_Written task_
Count the lines below that contain the word "الجواب" and give only that number.

_Entries supplied_
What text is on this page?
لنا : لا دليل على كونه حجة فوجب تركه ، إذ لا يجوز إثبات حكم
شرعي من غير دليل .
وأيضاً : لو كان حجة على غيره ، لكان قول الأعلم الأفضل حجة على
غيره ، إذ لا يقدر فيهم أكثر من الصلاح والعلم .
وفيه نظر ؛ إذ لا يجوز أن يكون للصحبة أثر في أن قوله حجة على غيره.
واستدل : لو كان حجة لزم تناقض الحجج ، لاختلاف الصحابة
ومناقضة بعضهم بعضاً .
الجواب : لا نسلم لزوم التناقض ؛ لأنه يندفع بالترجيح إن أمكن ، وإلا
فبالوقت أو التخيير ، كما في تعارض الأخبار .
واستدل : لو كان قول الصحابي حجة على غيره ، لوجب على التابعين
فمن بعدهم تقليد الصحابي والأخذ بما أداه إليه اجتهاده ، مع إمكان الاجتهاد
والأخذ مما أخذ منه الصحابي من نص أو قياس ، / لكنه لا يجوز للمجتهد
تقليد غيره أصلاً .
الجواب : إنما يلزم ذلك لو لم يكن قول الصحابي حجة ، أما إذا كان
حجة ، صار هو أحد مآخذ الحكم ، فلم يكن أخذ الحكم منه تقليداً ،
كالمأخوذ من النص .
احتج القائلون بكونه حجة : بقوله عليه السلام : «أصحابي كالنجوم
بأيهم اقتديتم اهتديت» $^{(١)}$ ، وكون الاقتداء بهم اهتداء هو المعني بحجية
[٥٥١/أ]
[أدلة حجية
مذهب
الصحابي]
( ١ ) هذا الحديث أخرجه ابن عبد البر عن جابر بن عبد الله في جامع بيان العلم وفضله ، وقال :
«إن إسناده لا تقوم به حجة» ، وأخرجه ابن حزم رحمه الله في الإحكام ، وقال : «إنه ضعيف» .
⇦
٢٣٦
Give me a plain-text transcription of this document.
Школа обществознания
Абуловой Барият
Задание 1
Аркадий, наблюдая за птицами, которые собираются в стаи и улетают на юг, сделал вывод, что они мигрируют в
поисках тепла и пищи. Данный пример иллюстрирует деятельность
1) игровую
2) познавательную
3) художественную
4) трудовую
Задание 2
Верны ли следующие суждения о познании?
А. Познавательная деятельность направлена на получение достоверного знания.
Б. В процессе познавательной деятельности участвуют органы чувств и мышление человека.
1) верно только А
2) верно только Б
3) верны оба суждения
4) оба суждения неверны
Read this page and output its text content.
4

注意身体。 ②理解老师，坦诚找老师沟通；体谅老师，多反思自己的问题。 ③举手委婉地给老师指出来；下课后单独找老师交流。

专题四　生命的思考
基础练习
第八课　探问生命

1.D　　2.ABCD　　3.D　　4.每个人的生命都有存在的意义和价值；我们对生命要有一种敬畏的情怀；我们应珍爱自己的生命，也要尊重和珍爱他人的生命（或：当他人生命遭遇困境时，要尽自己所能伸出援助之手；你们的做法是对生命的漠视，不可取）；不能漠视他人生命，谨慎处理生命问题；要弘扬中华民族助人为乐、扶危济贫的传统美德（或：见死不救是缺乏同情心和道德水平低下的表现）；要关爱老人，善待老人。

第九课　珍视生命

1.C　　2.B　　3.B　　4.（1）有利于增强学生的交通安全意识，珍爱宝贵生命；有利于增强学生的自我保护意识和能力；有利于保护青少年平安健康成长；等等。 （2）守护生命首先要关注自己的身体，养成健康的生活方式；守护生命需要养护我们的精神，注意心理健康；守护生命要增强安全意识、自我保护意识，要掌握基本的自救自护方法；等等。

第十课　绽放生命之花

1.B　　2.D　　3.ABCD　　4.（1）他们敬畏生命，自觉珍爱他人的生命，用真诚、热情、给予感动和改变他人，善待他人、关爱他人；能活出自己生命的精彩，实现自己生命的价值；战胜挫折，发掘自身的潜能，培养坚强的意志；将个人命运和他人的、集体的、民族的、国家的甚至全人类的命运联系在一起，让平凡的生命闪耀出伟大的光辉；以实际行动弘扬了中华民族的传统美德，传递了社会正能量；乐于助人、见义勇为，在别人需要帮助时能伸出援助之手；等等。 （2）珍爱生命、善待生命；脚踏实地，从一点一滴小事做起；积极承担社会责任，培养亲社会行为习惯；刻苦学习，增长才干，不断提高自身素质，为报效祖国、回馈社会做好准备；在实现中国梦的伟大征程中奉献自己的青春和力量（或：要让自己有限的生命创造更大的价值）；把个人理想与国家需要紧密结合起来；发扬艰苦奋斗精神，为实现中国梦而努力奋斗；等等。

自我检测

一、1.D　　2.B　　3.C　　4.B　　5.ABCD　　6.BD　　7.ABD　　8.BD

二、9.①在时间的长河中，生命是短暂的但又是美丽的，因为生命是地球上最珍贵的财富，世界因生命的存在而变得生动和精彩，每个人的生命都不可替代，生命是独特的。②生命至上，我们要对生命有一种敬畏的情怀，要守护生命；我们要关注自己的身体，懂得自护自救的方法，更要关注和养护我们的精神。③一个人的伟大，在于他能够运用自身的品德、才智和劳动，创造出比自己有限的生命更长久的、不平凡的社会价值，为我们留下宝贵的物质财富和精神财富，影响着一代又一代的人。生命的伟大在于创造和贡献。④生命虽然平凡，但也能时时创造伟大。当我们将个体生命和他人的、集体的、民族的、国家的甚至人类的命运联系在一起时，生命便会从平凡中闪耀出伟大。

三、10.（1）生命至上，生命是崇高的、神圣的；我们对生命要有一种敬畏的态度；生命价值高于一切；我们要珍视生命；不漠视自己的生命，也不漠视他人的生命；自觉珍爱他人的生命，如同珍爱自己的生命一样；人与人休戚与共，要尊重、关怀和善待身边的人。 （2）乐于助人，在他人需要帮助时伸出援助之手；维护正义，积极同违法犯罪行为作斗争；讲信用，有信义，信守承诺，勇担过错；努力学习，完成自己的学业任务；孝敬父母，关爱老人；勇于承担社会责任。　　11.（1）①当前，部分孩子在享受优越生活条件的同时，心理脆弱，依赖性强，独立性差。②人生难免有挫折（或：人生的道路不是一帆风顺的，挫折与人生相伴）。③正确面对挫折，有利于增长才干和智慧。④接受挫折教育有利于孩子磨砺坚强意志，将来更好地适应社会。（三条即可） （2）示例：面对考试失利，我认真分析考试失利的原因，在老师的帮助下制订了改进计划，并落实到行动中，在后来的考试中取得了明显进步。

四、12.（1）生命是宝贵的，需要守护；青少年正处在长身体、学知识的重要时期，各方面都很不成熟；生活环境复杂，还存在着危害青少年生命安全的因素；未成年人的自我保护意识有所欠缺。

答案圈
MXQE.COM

_Answer to the exercise_
2